[start of RECORDS SHOWN]

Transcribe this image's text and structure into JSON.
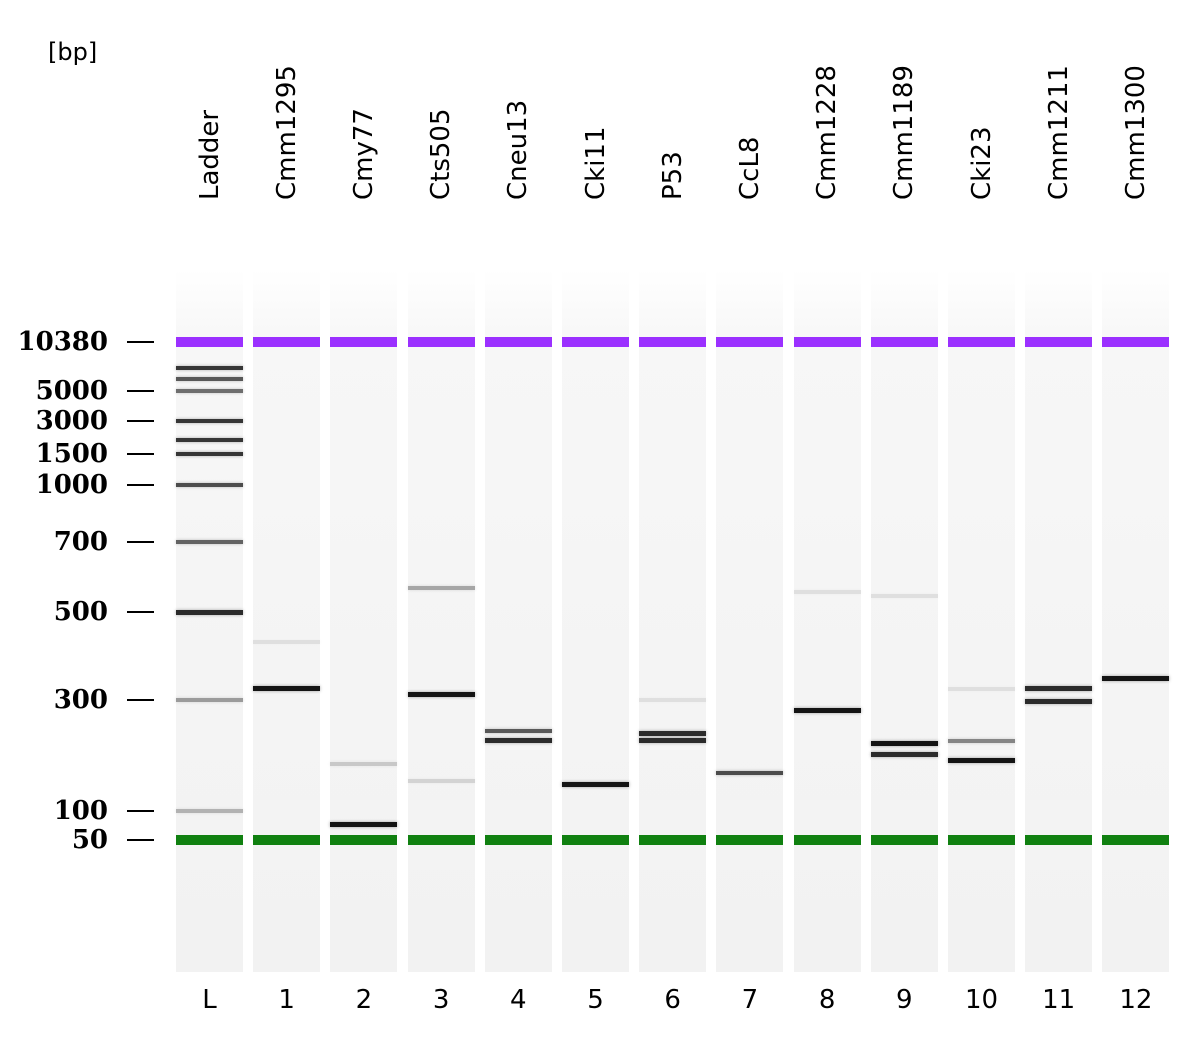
{
  "unit_label": "[bp]",
  "colors": {
    "upper_marker": "#9b30ff",
    "lower_marker": "#108010",
    "background": "#ffffff",
    "band": "#1a1a1a"
  },
  "size_axis": [
    {
      "label": "10380",
      "bp": 10380
    },
    {
      "label": "5000",
      "bp": 5000
    },
    {
      "label": "3000",
      "bp": 3000
    },
    {
      "label": "1500",
      "bp": 1500
    },
    {
      "label": "1000",
      "bp": 1000
    },
    {
      "label": "700",
      "bp": 700
    },
    {
      "label": "500",
      "bp": 500
    },
    {
      "label": "300",
      "bp": 300
    },
    {
      "label": "100",
      "bp": 100
    },
    {
      "label": "50",
      "bp": 50
    }
  ],
  "lanes": [
    {
      "name": "Ladder",
      "number": "L",
      "bands": [
        {
          "bp": 7000,
          "intensity": 0.85
        },
        {
          "bp": 6000,
          "intensity": 0.7
        },
        {
          "bp": 5000,
          "intensity": 0.6
        },
        {
          "bp": 3000,
          "intensity": 0.85
        },
        {
          "bp": 2000,
          "intensity": 0.85
        },
        {
          "bp": 1500,
          "intensity": 0.85
        },
        {
          "bp": 1000,
          "intensity": 0.75
        },
        {
          "bp": 700,
          "intensity": 0.65
        },
        {
          "bp": 500,
          "intensity": 0.9
        },
        {
          "bp": 300,
          "intensity": 0.4
        },
        {
          "bp": 100,
          "intensity": 0.3
        }
      ]
    },
    {
      "name": "Cmm1295",
      "number": "1",
      "bands": [
        {
          "bp": 320,
          "intensity": 1.0
        },
        {
          "bp": 420,
          "intensity": 0.1
        }
      ]
    },
    {
      "name": "Cmy77",
      "number": "2",
      "bands": [
        {
          "bp": 72,
          "intensity": 1.0
        },
        {
          "bp": 160,
          "intensity": 0.2
        }
      ]
    },
    {
      "name": "Cts505",
      "number": "3",
      "bands": [
        {
          "bp": 310,
          "intensity": 1.0
        },
        {
          "bp": 560,
          "intensity": 0.35
        },
        {
          "bp": 135,
          "intensity": 0.15
        }
      ]
    },
    {
      "name": "Cneu13",
      "number": "4",
      "bands": [
        {
          "bp": 220,
          "intensity": 0.7
        },
        {
          "bp": 200,
          "intensity": 0.9
        }
      ]
    },
    {
      "name": "Cki11",
      "number": "5",
      "bands": [
        {
          "bp": 130,
          "intensity": 1.0
        }
      ]
    },
    {
      "name": "P53",
      "number": "6",
      "bands": [
        {
          "bp": 215,
          "intensity": 0.9
        },
        {
          "bp": 200,
          "intensity": 0.9
        },
        {
          "bp": 300,
          "intensity": 0.1
        }
      ]
    },
    {
      "name": "CcL8",
      "number": "7",
      "bands": [
        {
          "bp": 145,
          "intensity": 0.75
        }
      ]
    },
    {
      "name": "Cmm1228",
      "number": "8",
      "bands": [
        {
          "bp": 270,
          "intensity": 1.0
        },
        {
          "bp": 550,
          "intensity": 0.1
        }
      ]
    },
    {
      "name": "Cmm1189",
      "number": "9",
      "bands": [
        {
          "bp": 195,
          "intensity": 1.0
        },
        {
          "bp": 175,
          "intensity": 0.9
        },
        {
          "bp": 540,
          "intensity": 0.1
        }
      ]
    },
    {
      "name": "Cki23",
      "number": "10",
      "bands": [
        {
          "bp": 200,
          "intensity": 0.5
        },
        {
          "bp": 165,
          "intensity": 1.0
        },
        {
          "bp": 320,
          "intensity": 0.1
        }
      ]
    },
    {
      "name": "Cmm1211",
      "number": "11",
      "bands": [
        {
          "bp": 320,
          "intensity": 0.9
        },
        {
          "bp": 295,
          "intensity": 0.9
        }
      ]
    },
    {
      "name": "Cmm1300",
      "number": "12",
      "bands": [
        {
          "bp": 340,
          "intensity": 1.0
        }
      ]
    }
  ]
}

[end of RECORDS SHOWN]

### DESCRIPTION OF THE TASK
Set down all the entries exactly as they appear, but skip any pictures.

### SOLUTION
Transcribe this image's text and structure into JSON.
{
  "unit_label": "[bp]",
  "colors": {
    "upper_marker": "#9b30ff",
    "lower_marker": "#108010",
    "background": "#ffffff",
    "band": "#1a1a1a"
  },
  "size_axis": [
    {
      "label": "10380",
      "bp": 10380
    },
    {
      "label": "5000",
      "bp": 5000
    },
    {
      "label": "3000",
      "bp": 3000
    },
    {
      "label": "1500",
      "bp": 1500
    },
    {
      "label": "1000",
      "bp": 1000
    },
    {
      "label": "700",
      "bp": 700
    },
    {
      "label": "500",
      "bp": 500
    },
    {
      "label": "300",
      "bp": 300
    },
    {
      "label": "100",
      "bp": 100
    },
    {
      "label": "50",
      "bp": 50
    }
  ],
  "lanes": [
    {
      "name": "Ladder",
      "number": "L",
      "bands": [
        {
          "bp": 7000,
          "intensity": 0.85
        },
        {
          "bp": 6000,
          "intensity": 0.7
        },
        {
          "bp": 5000,
          "intensity": 0.6
        },
        {
          "bp": 3000,
          "intensity": 0.85
        },
        {
          "bp": 2000,
          "intensity": 0.85
        },
        {
          "bp": 1500,
          "intensity": 0.85
        },
        {
          "bp": 1000,
          "intensity": 0.75
        },
        {
          "bp": 700,
          "intensity": 0.65
        },
        {
          "bp": 500,
          "intensity": 0.9
        },
        {
          "bp": 300,
          "intensity": 0.4
        },
        {
          "bp": 100,
          "intensity": 0.3
        }
      ]
    },
    {
      "name": "Cmm1295",
      "number": "1",
      "bands": [
        {
          "bp": 320,
          "intensity": 1.0
        },
        {
          "bp": 420,
          "intensity": 0.1
        }
      ]
    },
    {
      "name": "Cmy77",
      "number": "2",
      "bands": [
        {
          "bp": 72,
          "intensity": 1.0
        },
        {
          "bp": 160,
          "intensity": 0.2
        }
      ]
    },
    {
      "name": "Cts505",
      "number": "3",
      "bands": [
        {
          "bp": 310,
          "intensity": 1.0
        },
        {
          "bp": 560,
          "intensity": 0.35
        },
        {
          "bp": 135,
          "intensity": 0.15
        }
      ]
    },
    {
      "name": "Cneu13",
      "number": "4",
      "bands": [
        {
          "bp": 220,
          "intensity": 0.7
        },
        {
          "bp": 200,
          "intensity": 0.9
        }
      ]
    },
    {
      "name": "Cki11",
      "number": "5",
      "bands": [
        {
          "bp": 130,
          "intensity": 1.0
        }
      ]
    },
    {
      "name": "P53",
      "number": "6",
      "bands": [
        {
          "bp": 215,
          "intensity": 0.9
        },
        {
          "bp": 200,
          "intensity": 0.9
        },
        {
          "bp": 300,
          "intensity": 0.1
        }
      ]
    },
    {
      "name": "CcL8",
      "number": "7",
      "bands": [
        {
          "bp": 145,
          "intensity": 0.75
        }
      ]
    },
    {
      "name": "Cmm1228",
      "number": "8",
      "bands": [
        {
          "bp": 270,
          "intensity": 1.0
        },
        {
          "bp": 550,
          "intensity": 0.1
        }
      ]
    },
    {
      "name": "Cmm1189",
      "number": "9",
      "bands": [
        {
          "bp": 195,
          "intensity": 1.0
        },
        {
          "bp": 175,
          "intensity": 0.9
        },
        {
          "bp": 540,
          "intensity": 0.1
        }
      ]
    },
    {
      "name": "Cki23",
      "number": "10",
      "bands": [
        {
          "bp": 200,
          "intensity": 0.5
        },
        {
          "bp": 165,
          "intensity": 1.0
        },
        {
          "bp": 320,
          "intensity": 0.1
        }
      ]
    },
    {
      "name": "Cmm1211",
      "number": "11",
      "bands": [
        {
          "bp": 320,
          "intensity": 0.9
        },
        {
          "bp": 295,
          "intensity": 0.9
        }
      ]
    },
    {
      "name": "Cmm1300",
      "number": "12",
      "bands": [
        {
          "bp": 340,
          "intensity": 1.0
        }
      ]
    }
  ]
}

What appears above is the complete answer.